===== TEXT BLOCK
Single-minded in his pursuit of reaching the North Pole, Peary was not a keen scientific observer. His observations were sometimes grossly inaccurate. For example, his 1892 discovery of Peary Channel in northern Greenland was later discredited and his 1899 find of Jesup Land west of Ellesmere Island turned out to be wishful thinking. In 1906 he announced his discovery of Crocker Land, northwest of Axel Heiberg Island. On a subsequent expedition Donald MacMillan and his crew found Crocker Land didn't exist.

Peary, his crewmates, and his peers were no more reliable ethnographers than they were cartographers in their day. Researchers today don't cite Peary as an accurate source for information on the Arctic as they do other of his contemporary explorers, such as Vilhjalmur Stephansson, for example.

Indeed, the descriptions of pibloktoq that emerged from his expeditions ring hollow with some of the people who populate today's Arctic.

Lucy Evo - a teacher with Nunavut Arctic College from Baker Lake and a former curator with the Inuit Heritage Centre - says she doesn't even recognize the word as part of her language. She also doubts pibloktoq exists, although she imagines Inuit women would experience great stress when separated from their partner, as happened during the early contact period when some men were taken from their families to be guides and hunters for explorers.

"When I read this word pibloktoq... I started thinking that at certain times, a woman might go into this hysteria because the hunter will be leaving," Evo says. "In the old days, you needed to have a hunter or partner who has the skills in hunting. Otherwise, you don't have anyone to support you any longer and you're under great pressure."
==========
===== DATASET EXCERPTS
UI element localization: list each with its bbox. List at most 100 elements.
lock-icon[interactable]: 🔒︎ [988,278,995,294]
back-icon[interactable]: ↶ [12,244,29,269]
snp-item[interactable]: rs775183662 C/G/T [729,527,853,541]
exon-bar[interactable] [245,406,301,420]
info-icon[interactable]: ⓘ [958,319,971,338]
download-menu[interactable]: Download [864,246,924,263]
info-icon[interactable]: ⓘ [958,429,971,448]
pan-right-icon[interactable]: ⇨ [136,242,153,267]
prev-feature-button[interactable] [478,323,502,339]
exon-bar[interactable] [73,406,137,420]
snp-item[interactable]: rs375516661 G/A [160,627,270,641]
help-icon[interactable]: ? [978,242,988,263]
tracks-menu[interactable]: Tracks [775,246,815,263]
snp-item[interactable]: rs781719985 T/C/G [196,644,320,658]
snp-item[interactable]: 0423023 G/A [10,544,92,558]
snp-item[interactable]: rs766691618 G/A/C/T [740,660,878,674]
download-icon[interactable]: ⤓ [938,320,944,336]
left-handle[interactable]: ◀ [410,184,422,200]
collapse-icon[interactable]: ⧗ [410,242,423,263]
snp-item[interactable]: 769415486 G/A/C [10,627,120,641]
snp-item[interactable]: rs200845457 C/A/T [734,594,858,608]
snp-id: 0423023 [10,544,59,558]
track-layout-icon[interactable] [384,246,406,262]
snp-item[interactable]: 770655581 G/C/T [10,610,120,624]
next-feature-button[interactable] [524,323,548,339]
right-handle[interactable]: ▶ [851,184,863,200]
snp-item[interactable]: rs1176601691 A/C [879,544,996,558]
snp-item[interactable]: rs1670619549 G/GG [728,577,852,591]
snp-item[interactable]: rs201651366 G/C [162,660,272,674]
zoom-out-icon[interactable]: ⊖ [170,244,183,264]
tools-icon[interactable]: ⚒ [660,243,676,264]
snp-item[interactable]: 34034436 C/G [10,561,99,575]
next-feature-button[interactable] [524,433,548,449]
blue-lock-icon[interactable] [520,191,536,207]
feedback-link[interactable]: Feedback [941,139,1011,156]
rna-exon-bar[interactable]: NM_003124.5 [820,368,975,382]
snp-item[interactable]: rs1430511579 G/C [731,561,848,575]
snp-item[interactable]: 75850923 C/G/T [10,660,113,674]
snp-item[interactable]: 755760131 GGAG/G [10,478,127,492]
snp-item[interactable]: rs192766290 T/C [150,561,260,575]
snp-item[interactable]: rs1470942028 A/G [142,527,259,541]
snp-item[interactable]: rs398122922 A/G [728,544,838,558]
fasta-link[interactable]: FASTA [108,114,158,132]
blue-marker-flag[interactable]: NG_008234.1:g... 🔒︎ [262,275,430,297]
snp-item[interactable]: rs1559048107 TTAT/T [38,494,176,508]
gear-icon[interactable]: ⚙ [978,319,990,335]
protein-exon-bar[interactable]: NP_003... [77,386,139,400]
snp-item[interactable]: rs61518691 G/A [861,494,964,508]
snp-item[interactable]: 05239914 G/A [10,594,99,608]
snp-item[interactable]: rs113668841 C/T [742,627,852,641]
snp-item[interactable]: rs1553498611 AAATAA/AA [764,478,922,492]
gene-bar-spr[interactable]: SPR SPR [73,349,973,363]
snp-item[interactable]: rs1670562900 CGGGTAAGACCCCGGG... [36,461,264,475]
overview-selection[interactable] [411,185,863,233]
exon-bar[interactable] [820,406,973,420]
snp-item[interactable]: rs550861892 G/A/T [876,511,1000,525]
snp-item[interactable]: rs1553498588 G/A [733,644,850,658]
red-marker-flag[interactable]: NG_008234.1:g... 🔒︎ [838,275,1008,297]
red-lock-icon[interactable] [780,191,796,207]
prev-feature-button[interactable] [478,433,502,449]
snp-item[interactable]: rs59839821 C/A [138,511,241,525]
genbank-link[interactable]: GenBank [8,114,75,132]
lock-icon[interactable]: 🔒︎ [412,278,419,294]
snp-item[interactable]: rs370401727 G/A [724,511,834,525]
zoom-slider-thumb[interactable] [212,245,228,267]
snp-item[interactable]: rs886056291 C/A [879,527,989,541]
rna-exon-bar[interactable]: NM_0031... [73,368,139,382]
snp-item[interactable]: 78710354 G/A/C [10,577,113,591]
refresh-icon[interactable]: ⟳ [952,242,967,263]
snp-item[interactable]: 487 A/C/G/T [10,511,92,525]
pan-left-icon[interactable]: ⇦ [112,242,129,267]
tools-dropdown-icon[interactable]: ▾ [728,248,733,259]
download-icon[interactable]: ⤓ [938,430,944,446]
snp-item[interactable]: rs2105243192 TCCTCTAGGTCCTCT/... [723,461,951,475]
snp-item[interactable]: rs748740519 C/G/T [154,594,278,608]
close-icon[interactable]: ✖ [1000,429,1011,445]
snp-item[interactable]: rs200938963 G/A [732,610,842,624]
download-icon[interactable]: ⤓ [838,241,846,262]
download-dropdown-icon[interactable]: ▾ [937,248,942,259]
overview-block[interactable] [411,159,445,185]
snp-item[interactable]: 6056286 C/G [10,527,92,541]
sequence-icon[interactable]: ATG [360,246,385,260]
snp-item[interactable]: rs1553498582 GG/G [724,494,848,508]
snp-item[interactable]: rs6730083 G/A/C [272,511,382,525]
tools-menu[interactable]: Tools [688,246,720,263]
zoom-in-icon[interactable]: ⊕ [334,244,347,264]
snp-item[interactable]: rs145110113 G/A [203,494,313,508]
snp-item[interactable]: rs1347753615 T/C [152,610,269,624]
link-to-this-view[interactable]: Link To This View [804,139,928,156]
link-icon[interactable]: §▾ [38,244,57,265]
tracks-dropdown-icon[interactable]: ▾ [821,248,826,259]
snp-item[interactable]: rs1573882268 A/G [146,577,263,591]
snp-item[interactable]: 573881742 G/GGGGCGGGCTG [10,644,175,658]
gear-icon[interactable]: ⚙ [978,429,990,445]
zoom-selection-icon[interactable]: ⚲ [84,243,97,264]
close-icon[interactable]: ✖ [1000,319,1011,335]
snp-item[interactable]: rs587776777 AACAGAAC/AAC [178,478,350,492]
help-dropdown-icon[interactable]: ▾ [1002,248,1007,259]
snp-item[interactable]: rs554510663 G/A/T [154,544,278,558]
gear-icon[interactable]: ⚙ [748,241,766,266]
==========
_EXERCISE AIM_:
Extend the text about Peary and pibloktoq, beginning after its final sentence. The records are independent material and have no connection to the text about Peary and pibloktoq.

_RESPONSE BOX_:
Sam Law, a psychiatrist at Baffin Regional Hospital in Iqaluit, Nunavut recognizes the term Arctic hysteria from the official reference book used by psychiatrists in North America, the American Psychiatric Association's DSM IV (Diagnostic and Statistical Manual of Mental Disorders). But he calls it an antiquated term. "If someone experienced that type of behaviour now, we would call it a brief psychotic disorder."

In fact, Law says if anyone experiences extreme reactions to living through the cold, dark Arctic winters, it tends to be the newcomers to the North. "The Inuit don't talk much about the change in seasons. They recognize it as normal. It's the southern people who come up who talk about how difficult winter is. They tend to feel moody, they think winter will never end, they get depressed and lose hope."

If the concept of pibloktoq is being challenged in the Arctic and academic circles, the medical community is not about to make quick changes to its records and definitions. Dr. Benjamin Sadock, the author of the reference Kaplan and Sadock's Synopsis of Psychiatry, was intrigued when told of Dick's research. But, after reviewing the arguments, he said that the 40 examples cited by Dick served as a reasonable basis for keeping the term on the record.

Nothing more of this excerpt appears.